+++ Dataset +++
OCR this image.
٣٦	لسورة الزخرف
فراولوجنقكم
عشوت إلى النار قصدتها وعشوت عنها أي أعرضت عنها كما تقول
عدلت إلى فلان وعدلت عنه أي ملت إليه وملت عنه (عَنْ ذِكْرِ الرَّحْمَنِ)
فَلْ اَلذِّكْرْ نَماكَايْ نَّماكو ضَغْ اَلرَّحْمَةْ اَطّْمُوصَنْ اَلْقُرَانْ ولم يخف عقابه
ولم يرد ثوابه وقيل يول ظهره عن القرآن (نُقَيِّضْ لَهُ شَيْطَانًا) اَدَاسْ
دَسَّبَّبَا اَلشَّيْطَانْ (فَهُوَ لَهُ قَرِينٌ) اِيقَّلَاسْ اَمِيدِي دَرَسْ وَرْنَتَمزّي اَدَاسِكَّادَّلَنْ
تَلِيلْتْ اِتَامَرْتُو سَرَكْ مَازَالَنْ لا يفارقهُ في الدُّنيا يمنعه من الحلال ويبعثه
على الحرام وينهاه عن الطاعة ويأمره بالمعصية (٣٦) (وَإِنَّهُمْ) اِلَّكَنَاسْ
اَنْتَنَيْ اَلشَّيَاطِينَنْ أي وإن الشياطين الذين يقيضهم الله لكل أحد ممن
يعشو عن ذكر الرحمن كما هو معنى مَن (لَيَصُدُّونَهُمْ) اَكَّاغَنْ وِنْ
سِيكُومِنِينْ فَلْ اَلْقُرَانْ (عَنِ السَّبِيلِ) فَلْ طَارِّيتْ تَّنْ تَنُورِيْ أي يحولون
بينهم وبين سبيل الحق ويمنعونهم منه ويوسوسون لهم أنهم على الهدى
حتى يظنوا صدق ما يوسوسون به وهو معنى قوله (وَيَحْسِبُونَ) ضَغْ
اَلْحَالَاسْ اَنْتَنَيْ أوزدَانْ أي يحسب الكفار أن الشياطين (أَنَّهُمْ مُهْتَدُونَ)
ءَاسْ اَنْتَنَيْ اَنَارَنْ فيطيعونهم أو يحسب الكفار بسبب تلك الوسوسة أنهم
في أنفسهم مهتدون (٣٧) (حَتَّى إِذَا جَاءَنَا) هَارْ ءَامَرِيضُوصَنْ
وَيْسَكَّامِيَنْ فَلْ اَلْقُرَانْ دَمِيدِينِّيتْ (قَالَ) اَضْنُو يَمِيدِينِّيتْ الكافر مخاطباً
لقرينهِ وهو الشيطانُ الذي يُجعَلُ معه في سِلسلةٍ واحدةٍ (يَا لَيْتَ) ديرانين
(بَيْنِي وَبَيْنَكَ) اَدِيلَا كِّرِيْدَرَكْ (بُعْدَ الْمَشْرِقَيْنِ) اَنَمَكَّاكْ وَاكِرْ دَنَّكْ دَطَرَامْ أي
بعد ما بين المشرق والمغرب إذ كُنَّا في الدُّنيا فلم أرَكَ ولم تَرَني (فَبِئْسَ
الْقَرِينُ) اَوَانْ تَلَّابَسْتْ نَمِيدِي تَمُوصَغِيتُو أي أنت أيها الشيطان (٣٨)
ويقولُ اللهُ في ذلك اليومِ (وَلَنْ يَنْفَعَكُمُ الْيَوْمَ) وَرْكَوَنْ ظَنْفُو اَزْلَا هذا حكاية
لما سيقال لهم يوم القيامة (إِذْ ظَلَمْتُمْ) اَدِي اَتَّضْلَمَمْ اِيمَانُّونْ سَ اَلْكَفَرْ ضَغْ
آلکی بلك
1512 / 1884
+++
Take the data above and return it exactly.

▸ Result of this exercise:
OCR this image.
٣٦	لسورة الزخرف
فراولوجنقكم
عشوت إلى النار قصدتها وعشوت عنها أي أعرضت عنها كما تقول
عدلت إلى فلان وعدلت عنه أي ملت إليه وملت عنه (عَنْ ذِكْرِ الرَّحْمَنِ)
فَلْ اَلذِّكْرْ نَماكَايْ نَّماكو ضَغْ اَلرَّحْمَةْ اَطّْمُوصَنْ اَلْقُرَانْ ولم يخف عقابه
ولم يرد ثوابه وقيل يول ظهره عن القرآن (نُقَيِّضْ لَهُ شَيْطَانًا) اَدَاسْ
دَسَّبَّبَا اَلشَّيْطَانْ (فَهُوَ لَهُ قَرِينٌ) اِيقَّلَاسْ اَمِيدِي دَرَسْ وَرْنَتَمزّي اَدَاسِكَّادَّلَنْ
تَلِيلْتْ اِتَامَرْتُو سَرَكْ مَازَالَنْ لا يفارقهُ في الدُّنيا يمنعه من الحلال ويبعثه
على الحرام وينهاه عن الطاعة ويأمره بالمعصية (٣٦) (وَإِنَّهُمْ) اِلَّكَنَاسْ
اَنْتَنَيْ اَلشَّيَاطِينَنْ أي وإن الشياطين الذين يقيضهم الله لكل أحد ممن
يعشو عن ذكر الرحمن كما هو معنى مَن (لَيَصُدُّونَهُمْ) اَكَّاغَنْ وِنْ
سِيكُومِنِينْ فَلْ اَلْقُرَانْ (عَنِ السَّبِيلِ) فَلْ طَارِّيتْ تَّنْ تَنُورِيْ أي يحولون
بينهم وبين سبيل الحق ويمنعونهم منه ويوسوسون لهم أنهم على الهدى
حتى يظنوا صدق ما يوسوسون به وهو معنى قوله (وَيَحْسِبُونَ) ضَغْ
اَلْحَالَاسْ اَنْتَنَيْ أوزدَانْ أي يحسب الكفار أن الشياطين (أَنَّهُمْ مُهْتَدُونَ)
ءَاسْ اَنْتَنَيْ اَنَارَنْ فيطيعونهم أو يحسب الكفار بسبب تلك الوسوسة أنهم
في أنفسهم مهتدون (٣٧) (حَتَّى إِذَا جَاءَنَا) هَارْ ءَامَرِيضُوصَنْ
وَيْسَكَّامِيَنْ فَلْ اَلْقُرَانْ دَمِيدِينِّيتْ (قَالَ) اَضْنُو يَمِيدِينِّيتْ الكافر مخاطباً
لقرينهِ وهو الشيطانُ الذي يُجعَلُ معه في سِلسلةٍ واحدةٍ (يَا لَيْتَ) ديرانين
(بَيْنِي وَبَيْنَكَ) اَدِيلَا كِّرِيْدَرَكْ (بُعْدَ الْمَشْرِقَيْنِ) اَنَمَكَّاكْ وَاكِرْ دَنَّكْ دَطَرَامْ أي
بعد ما بين المشرق والمغرب إذ كُنَّا في الدُّنيا فلم أرَكَ ولم تَرَني (فَبِئْسَ
الْقَرِينُ) اَوَانْ تَلَّابَسْتْ نَمِيدِي تَمُوصَغِيتُو أي أنت أيها الشيطان (٣٨)
ويقولُ اللهُ في ذلك اليومِ (وَلَنْ يَنْفَعَكُمُ الْيَوْمَ) وَرْكَوَنْ ظَنْفُو اَزْلَا هذا حكاية
لما سيقال لهم يوم القيامة (إِذْ ظَلَمْتُمْ) اَدِي اَتَّضْلَمَمْ اِيمَانُّونْ سَ اَلْكَفَرْ ضَغْ
آلکی بلك
1512 / 1884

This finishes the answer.